Work to do » Copy each line of the material below that includes the string "Housing".

Provided records »
════════════════════

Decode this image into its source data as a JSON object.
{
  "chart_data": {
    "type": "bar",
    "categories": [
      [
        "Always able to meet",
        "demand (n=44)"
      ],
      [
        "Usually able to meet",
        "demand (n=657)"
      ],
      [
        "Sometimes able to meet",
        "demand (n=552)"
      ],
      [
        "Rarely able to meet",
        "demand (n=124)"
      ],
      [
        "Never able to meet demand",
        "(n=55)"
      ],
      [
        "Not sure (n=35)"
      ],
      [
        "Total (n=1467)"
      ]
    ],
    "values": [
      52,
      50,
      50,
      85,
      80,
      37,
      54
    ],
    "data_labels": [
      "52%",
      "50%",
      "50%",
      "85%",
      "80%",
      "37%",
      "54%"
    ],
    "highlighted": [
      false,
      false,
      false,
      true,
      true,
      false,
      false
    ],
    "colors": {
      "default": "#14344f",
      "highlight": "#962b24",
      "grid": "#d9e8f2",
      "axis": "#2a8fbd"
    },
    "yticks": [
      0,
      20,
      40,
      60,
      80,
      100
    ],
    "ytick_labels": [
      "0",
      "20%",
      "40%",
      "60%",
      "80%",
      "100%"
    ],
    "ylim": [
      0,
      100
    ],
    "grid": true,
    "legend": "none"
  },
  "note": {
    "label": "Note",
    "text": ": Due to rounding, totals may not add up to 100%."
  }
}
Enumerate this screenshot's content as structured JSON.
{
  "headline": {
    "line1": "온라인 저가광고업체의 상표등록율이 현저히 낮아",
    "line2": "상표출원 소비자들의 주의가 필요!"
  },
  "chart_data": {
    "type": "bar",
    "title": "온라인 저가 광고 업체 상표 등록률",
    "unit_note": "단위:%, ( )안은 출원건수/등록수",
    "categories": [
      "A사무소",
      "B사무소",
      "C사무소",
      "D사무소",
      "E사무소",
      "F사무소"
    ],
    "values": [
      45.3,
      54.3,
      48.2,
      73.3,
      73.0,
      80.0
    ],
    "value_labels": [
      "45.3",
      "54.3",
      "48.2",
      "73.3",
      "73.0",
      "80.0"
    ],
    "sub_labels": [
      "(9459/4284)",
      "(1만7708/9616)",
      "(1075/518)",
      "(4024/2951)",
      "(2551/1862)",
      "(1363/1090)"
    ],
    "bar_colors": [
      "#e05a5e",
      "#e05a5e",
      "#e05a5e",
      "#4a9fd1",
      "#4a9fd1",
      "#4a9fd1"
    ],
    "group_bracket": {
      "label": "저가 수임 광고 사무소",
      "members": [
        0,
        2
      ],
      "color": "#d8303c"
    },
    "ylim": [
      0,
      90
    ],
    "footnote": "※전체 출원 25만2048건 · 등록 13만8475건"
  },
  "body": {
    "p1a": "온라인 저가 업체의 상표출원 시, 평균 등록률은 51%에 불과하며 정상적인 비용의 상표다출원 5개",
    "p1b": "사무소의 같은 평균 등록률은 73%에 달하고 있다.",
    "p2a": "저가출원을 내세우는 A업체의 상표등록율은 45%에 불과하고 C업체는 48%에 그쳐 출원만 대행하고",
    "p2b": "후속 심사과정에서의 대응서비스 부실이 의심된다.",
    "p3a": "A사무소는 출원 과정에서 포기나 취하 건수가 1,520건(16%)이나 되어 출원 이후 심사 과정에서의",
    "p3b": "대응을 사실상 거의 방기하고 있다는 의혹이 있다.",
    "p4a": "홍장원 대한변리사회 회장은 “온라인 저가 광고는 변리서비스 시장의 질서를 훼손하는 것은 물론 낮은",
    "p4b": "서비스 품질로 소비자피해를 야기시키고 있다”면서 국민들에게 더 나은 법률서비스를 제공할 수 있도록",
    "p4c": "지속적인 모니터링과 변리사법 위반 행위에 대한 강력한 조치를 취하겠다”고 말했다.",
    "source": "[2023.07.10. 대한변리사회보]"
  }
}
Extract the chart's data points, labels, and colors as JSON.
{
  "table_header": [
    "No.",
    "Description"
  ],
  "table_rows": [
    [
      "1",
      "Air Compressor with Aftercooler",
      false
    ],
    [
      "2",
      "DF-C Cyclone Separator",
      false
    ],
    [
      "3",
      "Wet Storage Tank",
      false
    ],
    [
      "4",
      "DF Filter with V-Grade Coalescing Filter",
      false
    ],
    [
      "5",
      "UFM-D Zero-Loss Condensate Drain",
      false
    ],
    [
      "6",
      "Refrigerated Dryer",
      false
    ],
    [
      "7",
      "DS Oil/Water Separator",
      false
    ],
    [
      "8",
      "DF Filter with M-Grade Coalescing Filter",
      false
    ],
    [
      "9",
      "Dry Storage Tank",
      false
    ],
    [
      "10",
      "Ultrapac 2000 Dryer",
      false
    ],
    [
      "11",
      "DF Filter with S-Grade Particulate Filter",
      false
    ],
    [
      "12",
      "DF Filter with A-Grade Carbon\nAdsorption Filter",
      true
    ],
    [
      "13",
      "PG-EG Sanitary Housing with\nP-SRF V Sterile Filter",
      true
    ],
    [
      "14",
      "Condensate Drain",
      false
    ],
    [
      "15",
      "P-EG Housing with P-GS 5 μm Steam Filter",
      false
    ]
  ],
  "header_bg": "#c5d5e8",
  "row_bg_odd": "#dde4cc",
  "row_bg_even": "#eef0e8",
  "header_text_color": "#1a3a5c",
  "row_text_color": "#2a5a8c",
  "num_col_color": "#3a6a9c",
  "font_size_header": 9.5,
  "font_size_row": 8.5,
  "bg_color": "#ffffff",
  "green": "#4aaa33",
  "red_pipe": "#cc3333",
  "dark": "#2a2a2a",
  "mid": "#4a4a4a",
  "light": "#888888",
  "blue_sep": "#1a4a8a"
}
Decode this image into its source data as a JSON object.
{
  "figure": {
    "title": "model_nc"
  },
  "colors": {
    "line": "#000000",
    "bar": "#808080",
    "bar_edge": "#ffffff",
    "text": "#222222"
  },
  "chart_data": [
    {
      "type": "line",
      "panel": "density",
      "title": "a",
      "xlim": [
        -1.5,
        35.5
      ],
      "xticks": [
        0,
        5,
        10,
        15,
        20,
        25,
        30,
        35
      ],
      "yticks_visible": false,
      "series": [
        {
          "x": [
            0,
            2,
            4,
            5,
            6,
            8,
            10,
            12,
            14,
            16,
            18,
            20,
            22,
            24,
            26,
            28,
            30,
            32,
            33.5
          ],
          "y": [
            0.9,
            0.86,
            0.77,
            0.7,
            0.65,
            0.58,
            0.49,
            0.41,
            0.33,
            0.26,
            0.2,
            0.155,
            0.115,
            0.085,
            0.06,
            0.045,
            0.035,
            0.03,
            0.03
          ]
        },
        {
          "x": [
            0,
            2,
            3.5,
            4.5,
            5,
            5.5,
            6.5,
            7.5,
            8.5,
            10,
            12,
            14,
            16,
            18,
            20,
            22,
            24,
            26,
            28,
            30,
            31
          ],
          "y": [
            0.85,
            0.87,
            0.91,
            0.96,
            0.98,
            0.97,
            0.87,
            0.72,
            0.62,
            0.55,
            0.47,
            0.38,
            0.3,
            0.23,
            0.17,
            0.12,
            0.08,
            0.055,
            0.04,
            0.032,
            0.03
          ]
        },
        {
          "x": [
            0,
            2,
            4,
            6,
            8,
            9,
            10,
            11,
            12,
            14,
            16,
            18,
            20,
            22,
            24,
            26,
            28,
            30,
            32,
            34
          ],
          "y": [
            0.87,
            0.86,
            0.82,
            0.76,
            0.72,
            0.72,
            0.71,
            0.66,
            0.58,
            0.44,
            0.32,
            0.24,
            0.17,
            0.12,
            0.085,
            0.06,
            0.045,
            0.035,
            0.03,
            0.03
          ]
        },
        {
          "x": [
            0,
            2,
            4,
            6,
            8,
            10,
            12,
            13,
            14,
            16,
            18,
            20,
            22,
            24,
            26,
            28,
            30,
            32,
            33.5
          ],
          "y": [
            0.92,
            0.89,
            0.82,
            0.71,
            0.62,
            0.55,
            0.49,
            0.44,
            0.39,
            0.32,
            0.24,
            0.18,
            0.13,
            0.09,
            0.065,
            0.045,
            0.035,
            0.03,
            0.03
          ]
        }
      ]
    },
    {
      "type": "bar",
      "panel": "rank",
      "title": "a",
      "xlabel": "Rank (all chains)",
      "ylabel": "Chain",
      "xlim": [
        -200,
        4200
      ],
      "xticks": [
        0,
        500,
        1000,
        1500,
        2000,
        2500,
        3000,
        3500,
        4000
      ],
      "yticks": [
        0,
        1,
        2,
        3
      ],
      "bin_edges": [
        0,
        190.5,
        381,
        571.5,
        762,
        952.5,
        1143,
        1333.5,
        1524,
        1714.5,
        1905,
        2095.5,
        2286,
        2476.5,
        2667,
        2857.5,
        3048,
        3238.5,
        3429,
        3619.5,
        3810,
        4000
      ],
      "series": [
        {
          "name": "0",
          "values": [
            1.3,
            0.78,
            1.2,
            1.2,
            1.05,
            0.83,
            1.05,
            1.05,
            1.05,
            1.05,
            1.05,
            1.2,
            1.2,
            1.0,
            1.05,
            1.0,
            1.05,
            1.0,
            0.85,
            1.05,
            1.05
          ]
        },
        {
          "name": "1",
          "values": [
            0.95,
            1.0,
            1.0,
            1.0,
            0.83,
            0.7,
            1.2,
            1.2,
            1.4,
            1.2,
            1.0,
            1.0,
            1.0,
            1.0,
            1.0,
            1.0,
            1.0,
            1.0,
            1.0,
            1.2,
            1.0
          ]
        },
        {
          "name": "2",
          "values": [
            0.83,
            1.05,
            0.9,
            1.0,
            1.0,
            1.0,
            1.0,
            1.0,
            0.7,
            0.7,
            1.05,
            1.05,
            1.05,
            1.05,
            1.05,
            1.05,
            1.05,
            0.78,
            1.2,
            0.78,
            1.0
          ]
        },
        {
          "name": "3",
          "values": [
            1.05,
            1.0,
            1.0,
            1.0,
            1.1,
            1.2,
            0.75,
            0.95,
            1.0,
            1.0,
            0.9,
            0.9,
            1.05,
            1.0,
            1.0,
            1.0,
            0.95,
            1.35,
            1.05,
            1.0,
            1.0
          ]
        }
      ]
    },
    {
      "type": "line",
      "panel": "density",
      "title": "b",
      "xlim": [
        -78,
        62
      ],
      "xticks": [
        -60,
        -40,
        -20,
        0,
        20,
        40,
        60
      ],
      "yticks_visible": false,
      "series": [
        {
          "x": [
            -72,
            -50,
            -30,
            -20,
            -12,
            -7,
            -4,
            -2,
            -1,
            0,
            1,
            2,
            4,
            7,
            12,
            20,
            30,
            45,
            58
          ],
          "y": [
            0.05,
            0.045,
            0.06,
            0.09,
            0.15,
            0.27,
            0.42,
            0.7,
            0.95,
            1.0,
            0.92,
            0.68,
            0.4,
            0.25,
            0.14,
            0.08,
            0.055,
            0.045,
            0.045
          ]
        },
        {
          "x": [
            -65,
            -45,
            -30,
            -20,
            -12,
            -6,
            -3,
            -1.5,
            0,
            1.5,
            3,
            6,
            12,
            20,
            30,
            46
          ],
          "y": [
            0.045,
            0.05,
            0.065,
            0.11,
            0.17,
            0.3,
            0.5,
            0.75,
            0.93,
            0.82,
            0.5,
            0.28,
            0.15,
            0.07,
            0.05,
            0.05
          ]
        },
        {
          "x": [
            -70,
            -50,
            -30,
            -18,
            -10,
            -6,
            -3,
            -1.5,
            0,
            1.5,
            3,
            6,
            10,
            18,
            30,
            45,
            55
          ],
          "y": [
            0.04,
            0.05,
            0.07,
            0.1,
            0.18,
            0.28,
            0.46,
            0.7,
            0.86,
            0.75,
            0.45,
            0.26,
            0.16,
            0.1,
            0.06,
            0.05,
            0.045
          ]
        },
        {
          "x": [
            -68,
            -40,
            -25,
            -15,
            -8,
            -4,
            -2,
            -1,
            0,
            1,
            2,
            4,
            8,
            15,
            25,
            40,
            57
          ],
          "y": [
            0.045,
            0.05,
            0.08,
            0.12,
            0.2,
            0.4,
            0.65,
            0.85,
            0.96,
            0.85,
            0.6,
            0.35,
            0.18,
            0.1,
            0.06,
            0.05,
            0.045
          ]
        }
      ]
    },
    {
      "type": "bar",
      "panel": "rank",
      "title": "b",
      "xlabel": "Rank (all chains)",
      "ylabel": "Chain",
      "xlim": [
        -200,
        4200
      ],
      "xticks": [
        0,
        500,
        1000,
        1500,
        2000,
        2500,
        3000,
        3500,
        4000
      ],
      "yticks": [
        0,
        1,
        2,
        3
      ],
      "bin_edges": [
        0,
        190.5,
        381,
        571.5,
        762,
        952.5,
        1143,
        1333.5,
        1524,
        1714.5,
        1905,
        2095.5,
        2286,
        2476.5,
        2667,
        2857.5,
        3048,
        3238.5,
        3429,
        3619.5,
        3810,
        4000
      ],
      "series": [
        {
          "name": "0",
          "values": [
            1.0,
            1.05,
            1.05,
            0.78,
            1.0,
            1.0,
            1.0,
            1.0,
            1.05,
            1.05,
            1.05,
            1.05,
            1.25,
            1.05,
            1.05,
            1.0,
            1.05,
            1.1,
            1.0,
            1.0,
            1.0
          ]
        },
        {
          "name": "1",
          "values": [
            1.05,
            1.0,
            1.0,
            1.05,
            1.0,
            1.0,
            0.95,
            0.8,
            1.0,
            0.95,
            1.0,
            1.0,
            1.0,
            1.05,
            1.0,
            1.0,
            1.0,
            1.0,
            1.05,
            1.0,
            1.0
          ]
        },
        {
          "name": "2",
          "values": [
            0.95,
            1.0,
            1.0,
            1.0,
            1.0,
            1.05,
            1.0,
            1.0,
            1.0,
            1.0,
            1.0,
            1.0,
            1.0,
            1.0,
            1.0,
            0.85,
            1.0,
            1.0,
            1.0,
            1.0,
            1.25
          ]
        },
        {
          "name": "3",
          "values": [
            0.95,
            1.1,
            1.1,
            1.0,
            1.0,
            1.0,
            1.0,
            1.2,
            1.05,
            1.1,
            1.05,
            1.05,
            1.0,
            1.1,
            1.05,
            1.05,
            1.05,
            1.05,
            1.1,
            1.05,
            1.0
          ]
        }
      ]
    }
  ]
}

════════════════════

Exercise result »
      "PG-EG Sanitary Housing with\nP-SRF V Sterile Filter",
      "P-EG Housing with P-GS 5 μm Steam Filter",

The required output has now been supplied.